Saved data entries:
======

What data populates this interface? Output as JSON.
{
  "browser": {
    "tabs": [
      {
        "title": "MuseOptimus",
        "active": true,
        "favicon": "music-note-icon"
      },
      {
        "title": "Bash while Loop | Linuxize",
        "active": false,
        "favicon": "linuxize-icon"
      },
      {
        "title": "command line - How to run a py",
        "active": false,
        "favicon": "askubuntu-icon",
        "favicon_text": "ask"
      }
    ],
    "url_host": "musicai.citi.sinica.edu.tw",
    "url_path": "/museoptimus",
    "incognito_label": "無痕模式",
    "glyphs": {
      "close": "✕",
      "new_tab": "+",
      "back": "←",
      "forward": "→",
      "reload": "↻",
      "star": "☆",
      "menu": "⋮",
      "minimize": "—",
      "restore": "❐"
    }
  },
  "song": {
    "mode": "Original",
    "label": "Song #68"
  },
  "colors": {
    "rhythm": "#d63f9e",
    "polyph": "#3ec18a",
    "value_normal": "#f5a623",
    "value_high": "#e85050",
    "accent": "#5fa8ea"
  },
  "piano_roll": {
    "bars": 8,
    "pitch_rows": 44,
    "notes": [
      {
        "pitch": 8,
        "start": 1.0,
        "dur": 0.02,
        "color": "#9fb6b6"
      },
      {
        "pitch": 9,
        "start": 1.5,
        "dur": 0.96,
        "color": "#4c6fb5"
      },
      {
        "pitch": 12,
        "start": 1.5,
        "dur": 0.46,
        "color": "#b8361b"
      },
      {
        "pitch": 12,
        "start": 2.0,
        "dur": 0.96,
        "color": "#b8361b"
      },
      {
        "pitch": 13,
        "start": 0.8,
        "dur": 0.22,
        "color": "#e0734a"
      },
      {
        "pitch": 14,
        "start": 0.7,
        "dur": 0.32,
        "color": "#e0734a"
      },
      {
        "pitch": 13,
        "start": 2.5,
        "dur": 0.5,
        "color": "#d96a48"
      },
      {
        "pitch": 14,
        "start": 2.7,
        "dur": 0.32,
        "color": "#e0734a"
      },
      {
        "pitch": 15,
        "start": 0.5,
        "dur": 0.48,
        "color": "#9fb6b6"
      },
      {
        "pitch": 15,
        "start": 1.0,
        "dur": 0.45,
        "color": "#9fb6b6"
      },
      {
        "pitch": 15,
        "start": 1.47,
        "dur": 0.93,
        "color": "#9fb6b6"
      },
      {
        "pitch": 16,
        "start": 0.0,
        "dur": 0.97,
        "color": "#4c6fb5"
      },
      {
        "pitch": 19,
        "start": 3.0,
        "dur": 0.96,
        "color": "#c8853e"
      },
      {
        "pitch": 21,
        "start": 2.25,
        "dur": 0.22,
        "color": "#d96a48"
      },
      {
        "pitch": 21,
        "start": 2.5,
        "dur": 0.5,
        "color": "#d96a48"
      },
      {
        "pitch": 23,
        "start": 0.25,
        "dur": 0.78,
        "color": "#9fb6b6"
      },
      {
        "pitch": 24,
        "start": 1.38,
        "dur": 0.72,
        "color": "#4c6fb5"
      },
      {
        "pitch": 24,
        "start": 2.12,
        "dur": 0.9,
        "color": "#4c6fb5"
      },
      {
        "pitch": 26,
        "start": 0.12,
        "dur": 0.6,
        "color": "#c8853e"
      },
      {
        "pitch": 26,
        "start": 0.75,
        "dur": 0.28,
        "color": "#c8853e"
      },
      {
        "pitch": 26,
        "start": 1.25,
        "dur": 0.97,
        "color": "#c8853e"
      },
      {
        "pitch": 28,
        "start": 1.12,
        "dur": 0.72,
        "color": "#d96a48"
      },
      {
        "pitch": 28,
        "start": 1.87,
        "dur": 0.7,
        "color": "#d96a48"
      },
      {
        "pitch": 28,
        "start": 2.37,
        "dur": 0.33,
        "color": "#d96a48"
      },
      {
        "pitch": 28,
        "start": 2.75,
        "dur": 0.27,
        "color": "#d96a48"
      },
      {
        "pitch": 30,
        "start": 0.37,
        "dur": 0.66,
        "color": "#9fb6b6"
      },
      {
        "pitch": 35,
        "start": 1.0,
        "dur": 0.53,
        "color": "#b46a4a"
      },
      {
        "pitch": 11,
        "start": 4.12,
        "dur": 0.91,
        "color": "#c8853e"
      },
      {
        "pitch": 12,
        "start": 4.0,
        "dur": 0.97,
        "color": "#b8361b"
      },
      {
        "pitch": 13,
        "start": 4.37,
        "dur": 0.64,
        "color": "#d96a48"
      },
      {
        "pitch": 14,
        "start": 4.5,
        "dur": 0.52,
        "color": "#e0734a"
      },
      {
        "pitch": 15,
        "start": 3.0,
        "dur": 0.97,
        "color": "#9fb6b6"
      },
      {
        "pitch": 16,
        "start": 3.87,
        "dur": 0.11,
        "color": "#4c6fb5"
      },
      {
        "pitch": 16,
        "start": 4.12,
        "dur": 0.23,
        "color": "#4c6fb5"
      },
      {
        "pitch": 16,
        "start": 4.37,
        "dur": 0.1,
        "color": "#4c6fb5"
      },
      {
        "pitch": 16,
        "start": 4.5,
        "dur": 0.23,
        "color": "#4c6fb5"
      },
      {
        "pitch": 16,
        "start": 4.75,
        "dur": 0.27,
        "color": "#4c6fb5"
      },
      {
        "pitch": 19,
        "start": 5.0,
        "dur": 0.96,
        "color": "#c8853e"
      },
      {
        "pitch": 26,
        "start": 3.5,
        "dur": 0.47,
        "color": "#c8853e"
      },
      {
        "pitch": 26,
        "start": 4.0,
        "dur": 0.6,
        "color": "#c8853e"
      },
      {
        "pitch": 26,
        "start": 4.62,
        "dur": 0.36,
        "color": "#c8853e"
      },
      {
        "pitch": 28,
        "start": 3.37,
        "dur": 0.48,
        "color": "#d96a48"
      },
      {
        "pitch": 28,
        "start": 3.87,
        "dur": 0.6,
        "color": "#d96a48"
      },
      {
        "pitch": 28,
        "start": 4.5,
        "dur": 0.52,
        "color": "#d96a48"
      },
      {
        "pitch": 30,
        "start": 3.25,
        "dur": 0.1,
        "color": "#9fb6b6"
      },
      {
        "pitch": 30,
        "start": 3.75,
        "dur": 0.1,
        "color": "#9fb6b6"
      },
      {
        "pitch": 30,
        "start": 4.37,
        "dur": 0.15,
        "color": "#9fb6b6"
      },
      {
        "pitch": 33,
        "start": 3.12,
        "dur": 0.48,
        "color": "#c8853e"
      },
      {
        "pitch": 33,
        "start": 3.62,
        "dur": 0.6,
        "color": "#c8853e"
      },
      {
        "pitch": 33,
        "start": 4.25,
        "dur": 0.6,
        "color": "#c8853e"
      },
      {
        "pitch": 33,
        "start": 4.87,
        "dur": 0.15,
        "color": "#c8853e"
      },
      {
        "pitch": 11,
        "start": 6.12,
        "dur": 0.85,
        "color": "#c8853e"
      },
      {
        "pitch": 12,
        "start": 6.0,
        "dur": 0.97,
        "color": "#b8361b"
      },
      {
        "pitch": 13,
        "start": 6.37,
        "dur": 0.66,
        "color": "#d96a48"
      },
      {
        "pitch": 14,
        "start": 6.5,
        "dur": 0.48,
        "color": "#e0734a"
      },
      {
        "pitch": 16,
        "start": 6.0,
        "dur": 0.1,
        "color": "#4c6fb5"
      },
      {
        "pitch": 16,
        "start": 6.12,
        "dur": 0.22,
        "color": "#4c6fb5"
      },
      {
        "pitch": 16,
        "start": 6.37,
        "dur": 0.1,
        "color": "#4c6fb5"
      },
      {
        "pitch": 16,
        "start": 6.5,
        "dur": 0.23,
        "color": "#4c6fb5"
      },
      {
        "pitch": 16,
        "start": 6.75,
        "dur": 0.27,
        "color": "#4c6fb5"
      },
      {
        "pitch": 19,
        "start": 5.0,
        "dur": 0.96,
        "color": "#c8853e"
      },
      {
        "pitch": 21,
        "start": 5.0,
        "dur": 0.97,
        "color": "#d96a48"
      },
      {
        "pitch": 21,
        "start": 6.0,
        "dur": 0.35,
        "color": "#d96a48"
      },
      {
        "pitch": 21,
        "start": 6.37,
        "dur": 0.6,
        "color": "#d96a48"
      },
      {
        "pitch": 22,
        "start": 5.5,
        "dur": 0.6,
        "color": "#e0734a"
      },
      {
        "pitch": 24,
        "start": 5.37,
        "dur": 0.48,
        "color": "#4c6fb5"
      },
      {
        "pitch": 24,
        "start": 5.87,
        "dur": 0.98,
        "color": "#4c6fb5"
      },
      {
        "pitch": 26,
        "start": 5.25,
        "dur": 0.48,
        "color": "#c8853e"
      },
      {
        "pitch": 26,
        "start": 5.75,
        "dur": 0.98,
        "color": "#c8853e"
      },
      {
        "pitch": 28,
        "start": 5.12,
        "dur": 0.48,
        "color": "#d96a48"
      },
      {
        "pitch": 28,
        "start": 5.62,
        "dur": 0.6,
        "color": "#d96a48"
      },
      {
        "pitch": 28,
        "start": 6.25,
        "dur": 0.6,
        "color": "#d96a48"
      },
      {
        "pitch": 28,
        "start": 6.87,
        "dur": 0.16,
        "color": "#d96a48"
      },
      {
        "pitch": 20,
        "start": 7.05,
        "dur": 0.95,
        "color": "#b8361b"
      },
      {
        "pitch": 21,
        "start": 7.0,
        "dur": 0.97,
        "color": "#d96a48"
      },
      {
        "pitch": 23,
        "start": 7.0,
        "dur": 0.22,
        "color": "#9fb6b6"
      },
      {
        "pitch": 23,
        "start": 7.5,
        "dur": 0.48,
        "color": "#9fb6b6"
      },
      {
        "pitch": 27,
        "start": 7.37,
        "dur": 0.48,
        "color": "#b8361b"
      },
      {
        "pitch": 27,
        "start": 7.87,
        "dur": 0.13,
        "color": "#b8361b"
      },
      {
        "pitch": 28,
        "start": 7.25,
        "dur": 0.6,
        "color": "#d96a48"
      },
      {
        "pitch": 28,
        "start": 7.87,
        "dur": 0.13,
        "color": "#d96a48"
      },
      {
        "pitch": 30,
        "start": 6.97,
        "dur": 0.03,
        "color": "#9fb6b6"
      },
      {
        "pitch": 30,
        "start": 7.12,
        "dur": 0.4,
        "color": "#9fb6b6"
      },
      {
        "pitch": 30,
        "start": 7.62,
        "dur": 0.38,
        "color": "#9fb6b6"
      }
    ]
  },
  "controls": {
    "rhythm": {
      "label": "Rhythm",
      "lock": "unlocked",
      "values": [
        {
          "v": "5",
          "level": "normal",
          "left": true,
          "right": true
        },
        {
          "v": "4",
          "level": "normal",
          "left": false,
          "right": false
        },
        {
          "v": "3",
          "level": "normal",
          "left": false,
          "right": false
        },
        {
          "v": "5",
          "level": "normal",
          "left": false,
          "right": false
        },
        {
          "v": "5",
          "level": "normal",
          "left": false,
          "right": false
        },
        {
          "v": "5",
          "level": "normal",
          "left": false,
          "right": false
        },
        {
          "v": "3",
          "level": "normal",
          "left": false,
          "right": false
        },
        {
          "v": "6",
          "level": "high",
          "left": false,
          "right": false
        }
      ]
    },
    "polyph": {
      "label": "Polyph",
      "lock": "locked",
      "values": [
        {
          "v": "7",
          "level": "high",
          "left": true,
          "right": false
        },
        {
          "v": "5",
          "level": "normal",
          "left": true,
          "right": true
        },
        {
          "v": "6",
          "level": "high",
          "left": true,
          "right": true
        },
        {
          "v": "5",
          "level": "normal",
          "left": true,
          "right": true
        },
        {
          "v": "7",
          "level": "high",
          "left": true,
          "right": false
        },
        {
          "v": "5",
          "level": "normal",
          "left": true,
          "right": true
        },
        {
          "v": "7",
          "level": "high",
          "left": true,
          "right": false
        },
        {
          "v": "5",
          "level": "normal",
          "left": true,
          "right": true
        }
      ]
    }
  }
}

======

Do this: Determine how many lines include the word "title" and report that number by itself.

Exercise solution: 3